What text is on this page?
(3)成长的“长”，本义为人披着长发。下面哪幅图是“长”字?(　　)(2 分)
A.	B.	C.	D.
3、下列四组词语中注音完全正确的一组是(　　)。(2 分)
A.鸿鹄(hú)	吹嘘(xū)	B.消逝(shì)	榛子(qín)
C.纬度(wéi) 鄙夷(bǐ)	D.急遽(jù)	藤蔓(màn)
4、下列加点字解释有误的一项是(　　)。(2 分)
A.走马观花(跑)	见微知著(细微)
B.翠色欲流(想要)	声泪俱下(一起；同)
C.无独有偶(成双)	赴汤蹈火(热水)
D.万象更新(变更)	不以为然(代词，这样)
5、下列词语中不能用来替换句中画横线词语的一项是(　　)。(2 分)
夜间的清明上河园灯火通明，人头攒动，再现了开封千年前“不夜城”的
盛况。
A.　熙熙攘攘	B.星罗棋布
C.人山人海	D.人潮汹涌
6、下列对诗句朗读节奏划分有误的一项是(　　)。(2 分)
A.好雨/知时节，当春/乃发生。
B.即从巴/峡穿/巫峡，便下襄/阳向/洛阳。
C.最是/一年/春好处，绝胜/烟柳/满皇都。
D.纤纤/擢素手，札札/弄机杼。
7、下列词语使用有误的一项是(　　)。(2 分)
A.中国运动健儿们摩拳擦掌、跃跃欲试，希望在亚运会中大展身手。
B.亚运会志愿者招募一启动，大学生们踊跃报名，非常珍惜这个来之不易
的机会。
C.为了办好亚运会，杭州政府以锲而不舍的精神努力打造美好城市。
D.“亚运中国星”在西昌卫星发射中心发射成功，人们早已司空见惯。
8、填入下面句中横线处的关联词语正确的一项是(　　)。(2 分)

* * *

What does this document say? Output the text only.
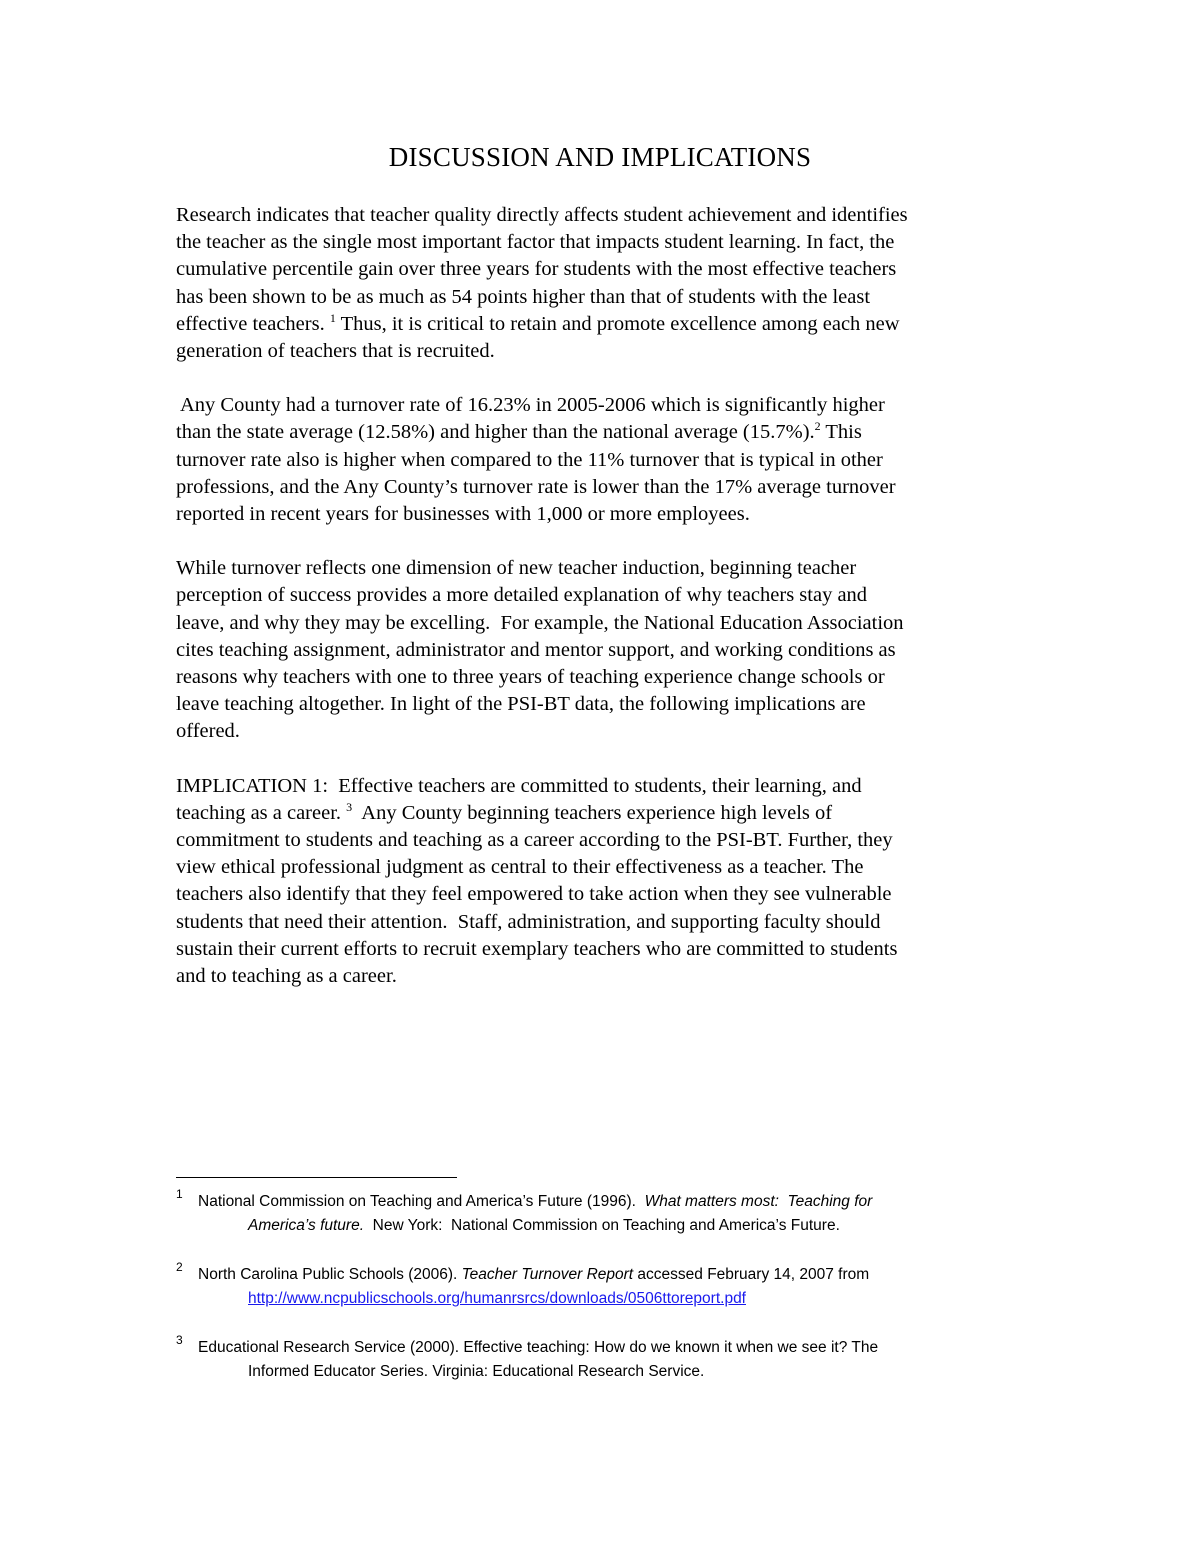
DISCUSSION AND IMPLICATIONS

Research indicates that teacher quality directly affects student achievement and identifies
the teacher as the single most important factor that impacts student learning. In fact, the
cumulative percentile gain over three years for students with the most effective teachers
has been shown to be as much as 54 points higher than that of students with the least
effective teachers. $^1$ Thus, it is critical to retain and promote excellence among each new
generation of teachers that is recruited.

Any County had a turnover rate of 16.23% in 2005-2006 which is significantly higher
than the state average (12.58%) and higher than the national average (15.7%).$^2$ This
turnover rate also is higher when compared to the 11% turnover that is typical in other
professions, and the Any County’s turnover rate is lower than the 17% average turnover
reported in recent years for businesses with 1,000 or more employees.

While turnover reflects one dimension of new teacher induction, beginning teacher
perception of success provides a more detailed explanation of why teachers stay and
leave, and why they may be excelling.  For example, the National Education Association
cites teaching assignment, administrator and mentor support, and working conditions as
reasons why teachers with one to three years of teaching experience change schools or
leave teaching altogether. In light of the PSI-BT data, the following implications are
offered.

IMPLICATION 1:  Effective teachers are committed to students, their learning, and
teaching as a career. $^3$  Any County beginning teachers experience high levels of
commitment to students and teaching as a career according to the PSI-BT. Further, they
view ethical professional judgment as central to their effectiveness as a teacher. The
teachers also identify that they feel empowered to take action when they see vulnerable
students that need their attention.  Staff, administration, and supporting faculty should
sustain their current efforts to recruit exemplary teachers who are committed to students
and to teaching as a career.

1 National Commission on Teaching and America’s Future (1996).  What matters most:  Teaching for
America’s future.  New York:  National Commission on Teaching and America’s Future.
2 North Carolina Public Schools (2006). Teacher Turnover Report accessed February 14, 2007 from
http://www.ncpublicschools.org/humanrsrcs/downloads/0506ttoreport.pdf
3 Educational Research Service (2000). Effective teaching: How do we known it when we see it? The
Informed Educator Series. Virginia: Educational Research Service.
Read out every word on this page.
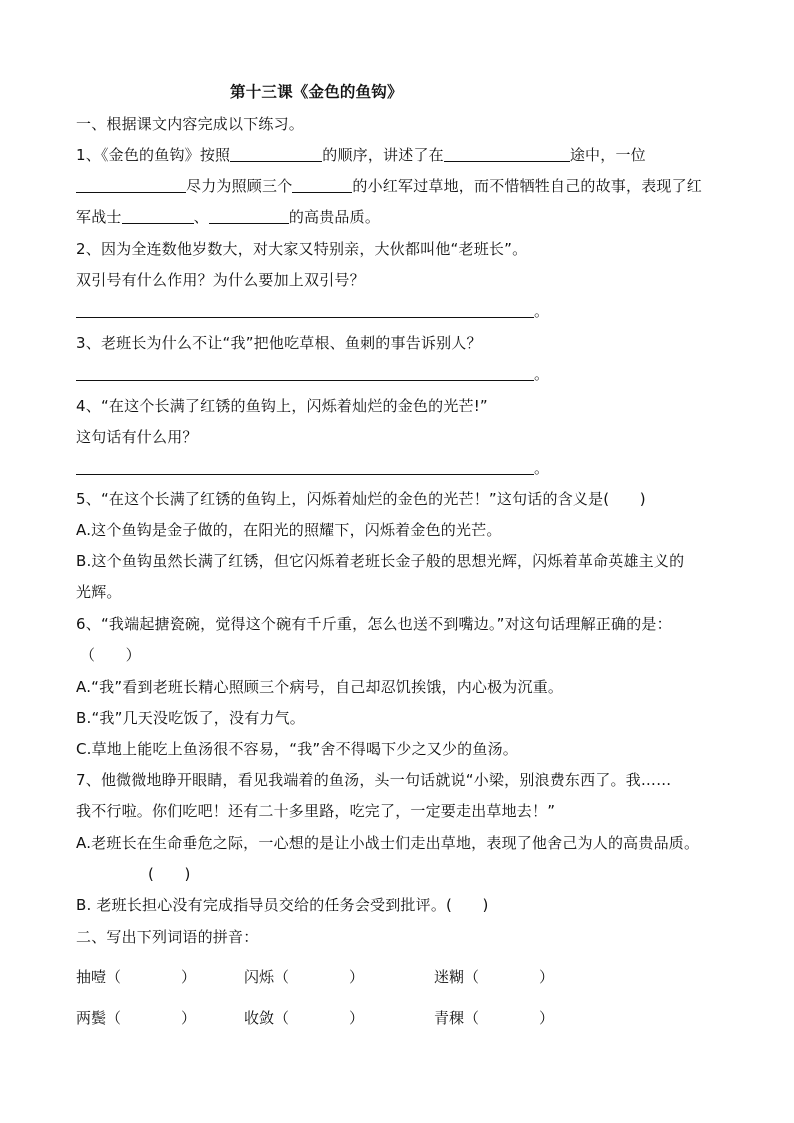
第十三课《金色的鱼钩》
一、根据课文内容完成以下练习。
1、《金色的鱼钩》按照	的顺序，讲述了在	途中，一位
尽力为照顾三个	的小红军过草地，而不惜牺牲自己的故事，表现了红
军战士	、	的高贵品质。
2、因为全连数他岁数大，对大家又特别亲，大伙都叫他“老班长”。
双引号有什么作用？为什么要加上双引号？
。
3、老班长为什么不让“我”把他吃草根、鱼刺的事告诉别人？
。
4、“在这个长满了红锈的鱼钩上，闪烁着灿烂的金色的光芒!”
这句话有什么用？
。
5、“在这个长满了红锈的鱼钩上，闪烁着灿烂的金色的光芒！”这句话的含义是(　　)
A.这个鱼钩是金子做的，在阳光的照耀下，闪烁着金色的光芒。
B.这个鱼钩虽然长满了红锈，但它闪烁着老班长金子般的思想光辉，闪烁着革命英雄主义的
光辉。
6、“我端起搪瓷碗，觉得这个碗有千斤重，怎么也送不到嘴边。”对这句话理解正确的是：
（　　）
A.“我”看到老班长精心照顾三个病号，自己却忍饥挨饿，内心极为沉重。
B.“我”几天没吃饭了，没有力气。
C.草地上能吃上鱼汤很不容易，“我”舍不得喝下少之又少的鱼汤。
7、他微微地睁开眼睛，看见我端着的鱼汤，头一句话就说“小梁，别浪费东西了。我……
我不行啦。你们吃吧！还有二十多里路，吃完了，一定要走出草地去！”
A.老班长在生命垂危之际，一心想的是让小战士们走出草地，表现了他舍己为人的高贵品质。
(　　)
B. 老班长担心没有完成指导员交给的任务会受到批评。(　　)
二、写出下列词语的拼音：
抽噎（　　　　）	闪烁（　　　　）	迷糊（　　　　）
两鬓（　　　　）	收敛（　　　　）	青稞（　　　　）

* * *

## Work required
State the number of lines in the records that contain the string "Research", and nothing more.

## Finished task
3